## Rows from a dataset
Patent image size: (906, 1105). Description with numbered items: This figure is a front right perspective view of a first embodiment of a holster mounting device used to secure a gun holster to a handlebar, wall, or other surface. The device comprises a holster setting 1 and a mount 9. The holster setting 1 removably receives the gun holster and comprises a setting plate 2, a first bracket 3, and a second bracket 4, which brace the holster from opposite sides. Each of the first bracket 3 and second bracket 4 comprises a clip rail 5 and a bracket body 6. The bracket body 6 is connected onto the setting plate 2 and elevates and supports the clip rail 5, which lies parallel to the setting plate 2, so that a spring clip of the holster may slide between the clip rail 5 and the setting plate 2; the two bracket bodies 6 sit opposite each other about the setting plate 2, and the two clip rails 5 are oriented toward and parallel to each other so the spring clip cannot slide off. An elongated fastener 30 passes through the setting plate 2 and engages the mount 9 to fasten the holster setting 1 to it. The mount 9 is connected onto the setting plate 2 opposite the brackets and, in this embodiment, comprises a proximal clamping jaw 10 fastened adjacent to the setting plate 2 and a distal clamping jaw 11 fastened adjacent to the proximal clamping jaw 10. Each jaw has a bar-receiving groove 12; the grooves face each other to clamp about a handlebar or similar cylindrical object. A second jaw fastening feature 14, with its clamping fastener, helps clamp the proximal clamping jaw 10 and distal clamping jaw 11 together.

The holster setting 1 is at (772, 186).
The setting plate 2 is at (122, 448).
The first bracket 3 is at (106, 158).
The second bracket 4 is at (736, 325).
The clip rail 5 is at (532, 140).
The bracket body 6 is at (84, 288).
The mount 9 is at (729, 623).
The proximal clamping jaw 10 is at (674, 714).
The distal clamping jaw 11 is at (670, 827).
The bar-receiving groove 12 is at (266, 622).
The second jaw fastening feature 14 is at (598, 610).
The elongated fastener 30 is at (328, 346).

## TO DO
Repeat each of the rows above word for word, with nothing changed, added, or left out.

## FULL RESPONSE
Patent image size: (906, 1105). Description with numbered items: This figure is a front right perspective view of a first embodiment of a holster mounting device used to secure a gun holster to a handlebar, wall, or other surface. The device comprises a holster setting 1 and a mount 9. The holster setting 1 removably receives the gun holster and comprises a setting plate 2, a first bracket 3, and a second bracket 4, which brace the holster from opposite sides. Each of the first bracket 3 and second bracket 4 comprises a clip rail 5 and a bracket body 6. The bracket body 6 is connected onto the setting plate 2 and elevates and supports the clip rail 5, which lies parallel to the setting plate 2, so that a spring clip of the holster may slide between the clip rail 5 and the setting plate 2; the two bracket bodies 6 sit opposite each other about the setting plate 2, and the two clip rails 5 are oriented toward and parallel to each other so the spring clip cannot slide off. An elongated fastener 30 passes through the setting plate 2 and engages the mount 9 to fasten the holster setting 1 to it. The mount 9 is connected onto the setting plate 2 opposite the brackets and, in this embodiment, comprises a proximal clamping jaw 10 fastened adjacent to the setting plate 2 and a distal clamping jaw 11 fastened adjacent to the proximal clamping jaw 10. Each jaw has a bar-receiving groove 12; the grooves face each other to clamp about a handlebar or similar cylindrical object. A second jaw fastening feature 14, with its clamping fastener, helps clamp the proximal clamping jaw 10 and distal clamping jaw 11 together.

The holster setting 1 is at (772, 186).
The setting plate 2 is at (122, 448).
The first bracket 3 is at (106, 158).
The second bracket 4 is at (736, 325).
The clip rail 5 is at (532, 140).
The bracket body 6 is at (84, 288).
The mount 9 is at (729, 623).
The proximal clamping jaw 10 is at (674, 714).
The distal clamping jaw 11 is at (670, 827).
The bar-receiving groove 12 is at (266, 622).
The second jaw fastening feature 14 is at (598, 610).
The elongated fastener 30 is at (328, 346).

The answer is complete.